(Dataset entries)
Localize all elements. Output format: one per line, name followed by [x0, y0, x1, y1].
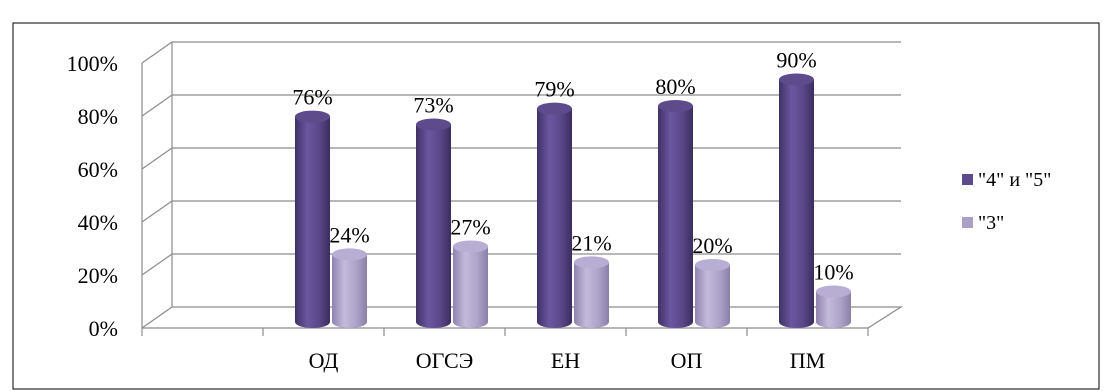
data-label: 76%: [292, 85, 332, 110]
legend-swatch-series-1: [962, 174, 973, 185]
x-category-label: ОП: [671, 348, 703, 373]
x-category-label: ПМ: [790, 348, 825, 373]
legend-label-series-1: "4" и "5": [978, 169, 1051, 191]
x-axis-category-labels: ОД ОГСЭ ЕН ОП ПМ: [141, 328, 869, 373]
bar: [658, 100, 693, 328]
bars: [295, 73, 851, 329]
bar-body: [779, 79, 814, 328]
legend-label-series-2: "3": [978, 212, 1004, 234]
bar-body: [695, 265, 730, 328]
bar-body: [537, 108, 572, 329]
bar-body: [416, 124, 451, 328]
y-tick-label: 60%: [78, 157, 118, 182]
data-label: 24%: [329, 222, 369, 247]
chart-frame: [12, 22, 1100, 390]
bar-top: [816, 285, 851, 298]
bar-top: [537, 102, 572, 115]
bar-top: [574, 256, 609, 269]
x-category-label: ЕН: [551, 348, 580, 373]
data-label: 27%: [450, 214, 490, 239]
bar-top: [416, 118, 451, 131]
bar: [332, 248, 367, 328]
bar-body: [816, 291, 851, 328]
data-label: 80%: [655, 74, 695, 99]
data-label: 21%: [571, 230, 611, 255]
bar-top: [779, 73, 814, 86]
bar-body: [332, 254, 367, 328]
y-tick-label: 80%: [78, 104, 118, 129]
x-category-label: ОД: [309, 348, 339, 373]
bar: [816, 285, 851, 328]
bar-top: [295, 110, 330, 123]
y-axis-tick-labels: 0% 20% 40% 60% 80% 100%: [67, 51, 118, 341]
x-category-label: ОГСЭ: [416, 348, 474, 373]
y-tick-label: 0%: [89, 316, 118, 341]
bar-top: [332, 248, 367, 261]
bar: [537, 102, 572, 329]
data-label: 79%: [534, 77, 574, 102]
y-tick-label: 100%: [67, 51, 118, 76]
bar: [695, 259, 730, 328]
bar-body: [453, 246, 488, 328]
bar-body: [295, 116, 330, 328]
y-tick-label: 40%: [78, 210, 118, 235]
data-labels: 76% 24% 73% 27% 79% 21% 80% 20% 90% 10%: [292, 48, 853, 285]
legend: "4" и "5" "3": [962, 169, 1051, 234]
bar: [295, 110, 330, 328]
bar: [453, 240, 488, 328]
data-label: 10%: [813, 260, 853, 285]
bar: [416, 118, 451, 328]
data-label: 73%: [413, 93, 453, 118]
bar-body: [574, 262, 609, 328]
data-label: 90%: [776, 48, 816, 73]
bar: [574, 256, 609, 328]
bar-top: [695, 259, 730, 271]
bar-top: [453, 240, 488, 253]
bar-body: [658, 106, 693, 328]
bar-top: [658, 100, 693, 112]
bar: [779, 73, 814, 328]
legend-swatch-series-2: [962, 217, 973, 228]
y-tick-label: 20%: [78, 263, 118, 288]
floor-gridline: [141, 306, 904, 329]
data-label: 20%: [692, 233, 732, 258]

Task description -> Could you give the lines above again, word for word, without the pictures?

Answer to the task ->
Localize all elements. Output format: one per line, name followed by [x0, y0, x1, y1].
data-label: 76%: [292, 85, 332, 110]
legend-swatch-series-1: [962, 174, 973, 185]
x-category-label: ОП: [671, 348, 703, 373]
x-category-label: ПМ: [790, 348, 825, 373]
legend-label-series-1: "4" и "5": [978, 169, 1051, 191]
x-axis-category-labels: ОД ОГСЭ ЕН ОП ПМ: [141, 328, 869, 373]
bar: [658, 100, 693, 328]
bars: [295, 73, 851, 329]
bar-body: [779, 79, 814, 328]
legend-label-series-2: "3": [978, 212, 1004, 234]
bar-body: [695, 265, 730, 328]
bar-body: [537, 108, 572, 329]
bar-body: [416, 124, 451, 328]
y-tick-label: 60%: [78, 157, 118, 182]
data-label: 24%: [329, 222, 369, 247]
chart-frame: [12, 22, 1100, 390]
bar-top: [816, 285, 851, 298]
bar-top: [537, 102, 572, 115]
bar-top: [574, 256, 609, 269]
x-category-label: ЕН: [551, 348, 580, 373]
data-label: 27%: [450, 214, 490, 239]
bar-top: [416, 118, 451, 131]
bar: [332, 248, 367, 328]
bar-body: [816, 291, 851, 328]
data-label: 80%: [655, 74, 695, 99]
data-label: 21%: [571, 230, 611, 255]
bar-top: [779, 73, 814, 86]
bar-body: [332, 254, 367, 328]
y-tick-label: 80%: [78, 104, 118, 129]
x-category-label: ОД: [309, 348, 339, 373]
bar: [816, 285, 851, 328]
bar-top: [295, 110, 330, 123]
y-axis-tick-labels: 0% 20% 40% 60% 80% 100%: [67, 51, 118, 341]
x-category-label: ОГСЭ: [416, 348, 474, 373]
y-tick-label: 0%: [89, 316, 118, 341]
bar-top: [332, 248, 367, 261]
bar: [537, 102, 572, 329]
data-label: 79%: [534, 77, 574, 102]
y-tick-label: 100%: [67, 51, 118, 76]
bar: [695, 259, 730, 328]
bar-body: [453, 246, 488, 328]
bar-body: [295, 116, 330, 328]
y-tick-label: 40%: [78, 210, 118, 235]
data-labels: 76% 24% 73% 27% 79% 21% 80% 20% 90% 10%: [292, 48, 853, 285]
legend: "4" и "5" "3": [962, 169, 1051, 234]
bar: [295, 110, 330, 328]
bar: [453, 240, 488, 328]
data-label: 10%: [813, 260, 853, 285]
bar: [416, 118, 451, 328]
data-label: 73%: [413, 93, 453, 118]
bar-body: [574, 262, 609, 328]
data-label: 90%: [776, 48, 816, 73]
bar: [574, 256, 609, 328]
bar-top: [695, 259, 730, 271]
bar-top: [453, 240, 488, 253]
bar-body: [658, 106, 693, 328]
bar-top: [658, 100, 693, 112]
bar: [779, 73, 814, 328]
legend-swatch-series-2: [962, 217, 973, 228]
y-tick-label: 20%: [78, 263, 118, 288]
floor-gridline: [141, 306, 904, 329]
data-label: 20%: [692, 233, 732, 258]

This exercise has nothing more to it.